◆ WHAT TO DO ◆
From the data that follows, copy every line holding the string "object".

** Begin INPUT DATA **

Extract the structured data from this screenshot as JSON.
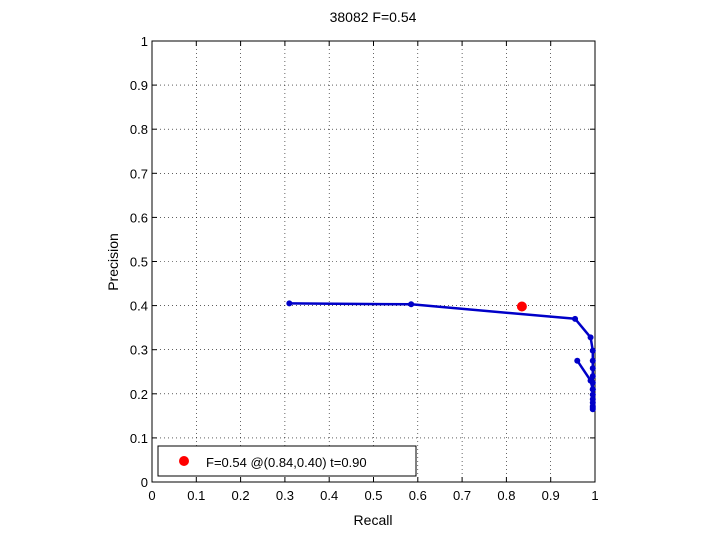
{
  "chart_data": {
    "type": "line",
    "title": "38082 F=0.54",
    "xlabel": "Recall",
    "ylabel": "Precision",
    "xlim": [
      0,
      1
    ],
    "ylim": [
      0,
      1
    ],
    "grid": true,
    "xticks": [
      "0",
      "0.1",
      "0.2",
      "0.3",
      "0.4",
      "0.5",
      "0.6",
      "0.7",
      "0.8",
      "0.9",
      "1"
    ],
    "yticks": [
      "0",
      "0.1",
      "0.2",
      "0.3",
      "0.4",
      "0.5",
      "0.6",
      "0.7",
      "0.8",
      "0.9",
      "1"
    ],
    "series": [
      {
        "color": "#0000c8",
        "x": [
          0.31,
          0.585,
          0.955,
          0.99,
          0.995,
          0.995,
          0.995,
          0.995,
          0.995,
          0.995,
          0.995,
          0.995,
          0.995,
          0.995,
          0.995,
          0.995
        ],
        "y": [
          0.405,
          0.403,
          0.37,
          0.328,
          0.298,
          0.275,
          0.258,
          0.24,
          0.225,
          0.21,
          0.198,
          0.188,
          0.18,
          0.172,
          0.168,
          0.165
        ]
      },
      {
        "color": "#0000c8",
        "x": [
          0.96,
          0.99,
          0.995
        ],
        "y": [
          0.275,
          0.23,
          0.21
        ]
      }
    ],
    "best_point": {
      "x": 0.835,
      "y": 0.398,
      "color": "#ff0000"
    },
    "legend": {
      "placement": "bottom-left",
      "label": "F=0.54 @(0.84,0.40) t=0.90"
    }
  }
}
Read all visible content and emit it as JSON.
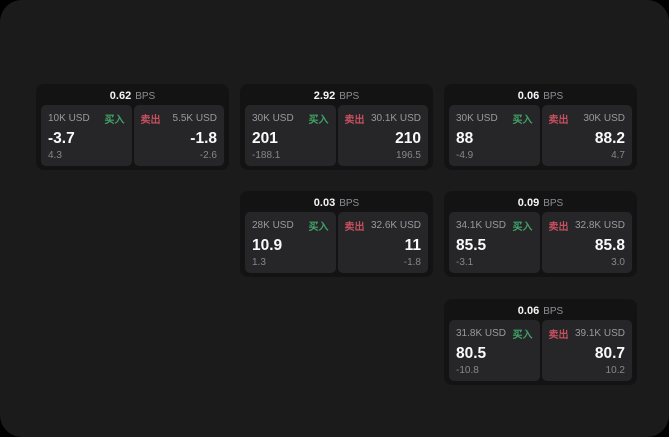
{
  "labels": {
    "unit": "BPS",
    "buy": "买入",
    "sell": "卖出"
  },
  "colors": {
    "background": "#000000",
    "panel": "#1b1b1c",
    "card": "#131314",
    "subpanel": "#262628",
    "buy_accent": "#40a368",
    "sell_accent": "#c44f5e",
    "value_text": "#fafafa",
    "muted_text": "#9a9a9e"
  },
  "cards": [
    {
      "bps": "0.62",
      "buy": {
        "amount": "10K USD",
        "price": "-3.7",
        "delta": "4.3"
      },
      "sell": {
        "amount": "5.5K USD",
        "price": "-1.8",
        "delta": "-2.6"
      }
    },
    {
      "bps": "2.92",
      "buy": {
        "amount": "30K USD",
        "price": "201",
        "delta": "-188.1"
      },
      "sell": {
        "amount": "30.1K USD",
        "price": "210",
        "delta": "196.5"
      }
    },
    {
      "bps": "0.06",
      "buy": {
        "amount": "30K USD",
        "price": "88",
        "delta": "-4.9"
      },
      "sell": {
        "amount": "30K USD",
        "price": "88.2",
        "delta": "4.7"
      }
    },
    {
      "bps": "0.03",
      "buy": {
        "amount": "28K USD",
        "price": "10.9",
        "delta": "1.3"
      },
      "sell": {
        "amount": "32.6K USD",
        "price": "11",
        "delta": "-1.8"
      }
    },
    {
      "bps": "0.09",
      "buy": {
        "amount": "34.1K USD",
        "price": "85.5",
        "delta": "-3.1"
      },
      "sell": {
        "amount": "32.8K USD",
        "price": "85.8",
        "delta": "3.0"
      }
    },
    {
      "bps": "0.06",
      "buy": {
        "amount": "31.8K USD",
        "price": "80.5",
        "delta": "-10.8"
      },
      "sell": {
        "amount": "39.1K USD",
        "price": "80.7",
        "delta": "10.2"
      }
    }
  ]
}
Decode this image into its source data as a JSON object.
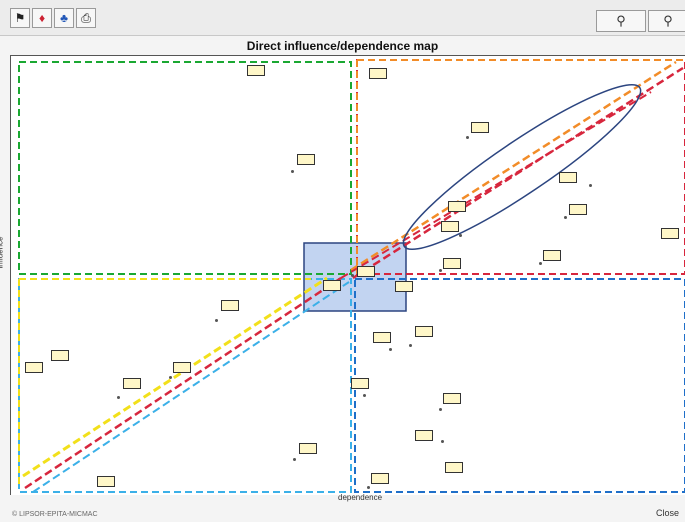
{
  "toolbar": {
    "buttons": [
      {
        "name": "flag-icon",
        "glyph": "⚑"
      },
      {
        "name": "influence-icon",
        "glyph": "♦"
      },
      {
        "name": "people-icon",
        "glyph": "♣"
      },
      {
        "name": "print-icon",
        "glyph": "⎙"
      }
    ],
    "zoom_in_glyph": "⚲",
    "zoom_out_glyph": "⚲"
  },
  "map": {
    "title": "Direct influence/dependence map",
    "x_label": "dependence",
    "y_label": "influence"
  },
  "footer": {
    "left_text": "© LIPSOR-EPITA-MICMAC",
    "close_label": "Close"
  },
  "colors": {
    "green": "#1aa832",
    "orange": "#f28c28",
    "red": "#d7263d",
    "blue": "#1f6fc9",
    "yellow": "#f2e01a",
    "lightblue": "#3bb0e8",
    "navy": "#2c4580",
    "highlight": "#9ab8e8"
  }
}
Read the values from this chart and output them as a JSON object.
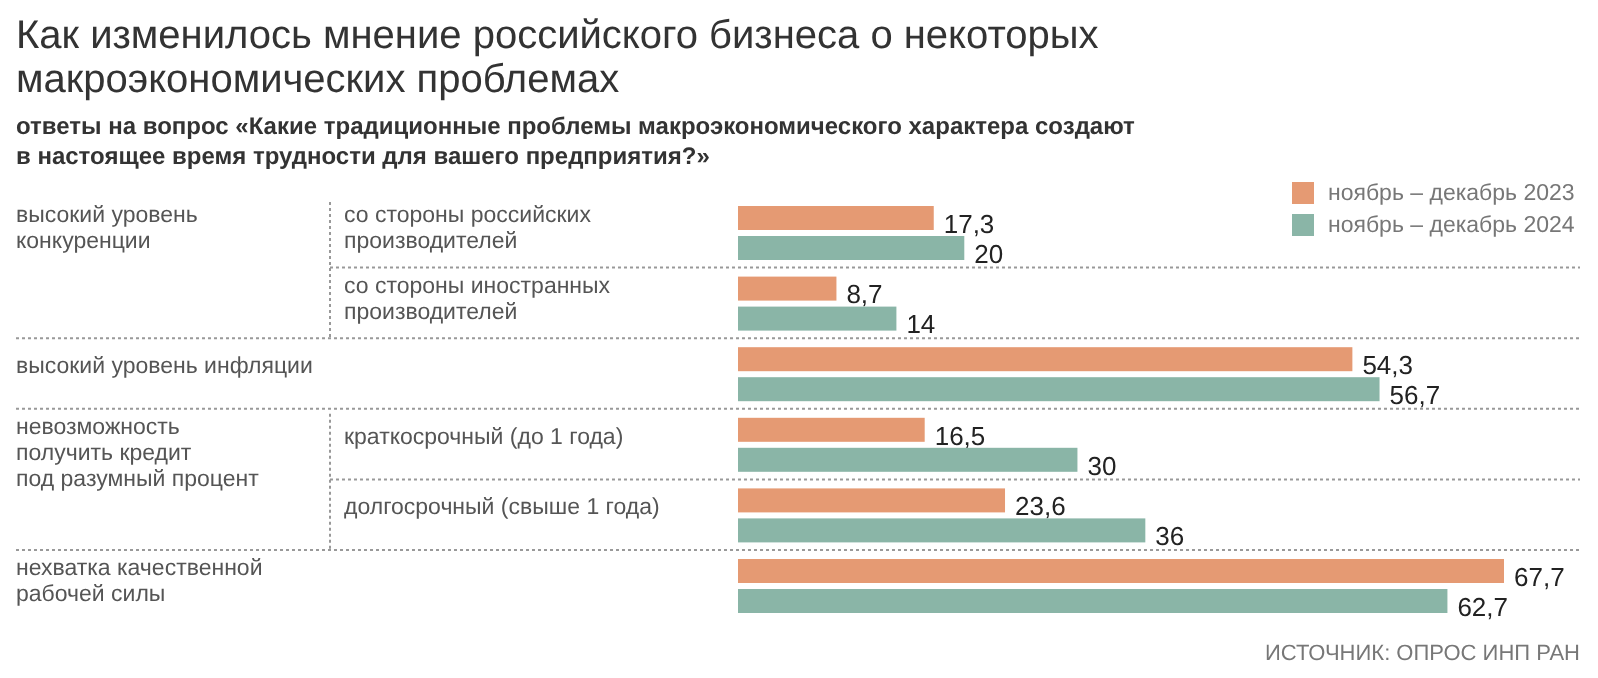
{
  "chart_data": {
    "type": "bar",
    "orientation": "horizontal",
    "title": "Как изменилось мнение российского бизнеса о некоторых\nмакроэкономических проблемах",
    "subtitle": "ответы на вопрос «Какие традиционные проблемы макроэкономического характера создают\nв настоящее время трудности для вашего предприятия?»",
    "categories": [
      "со стороны российских\nпроизводителей",
      "со стороны иностранных\nпроизводителей",
      null,
      "краткосрочный (до 1 года)",
      "долгосрочный (свыше 1 года)",
      null
    ],
    "series": [
      {
        "name": "ноябрь – декабрь 2023",
        "color": "#e59a73",
        "values": [
          17.3,
          8.7,
          54.3,
          16.5,
          23.6,
          67.7
        ],
        "value_labels": [
          "17,3",
          "8,7",
          "54,3",
          "16,5",
          "23,6",
          "67,7"
        ]
      },
      {
        "name": "ноябрь – декабрь 2024",
        "color": "#8ab5a7",
        "values": [
          20,
          14,
          56.7,
          30,
          36,
          62.7
        ],
        "value_labels": [
          "20",
          "14",
          "56,7",
          "30",
          "36",
          "62,7"
        ]
      }
    ],
    "annotations": [
      "высокий уровень\nконкуренции",
      "высокий уровень инфляции",
      "невозможность\nполучить кредит\nпод разумный процент",
      "нехватка качественной\nрабочей силы",
      "ИСТОЧНИК: ОПРОС ИНП РАН"
    ],
    "legend": "top right"
  }
}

** End INPUT DATA **

◆ SOLUTION ◆
Decode this image into its source data as a JSON object.
Read the values from this chart and output them as a JSON object.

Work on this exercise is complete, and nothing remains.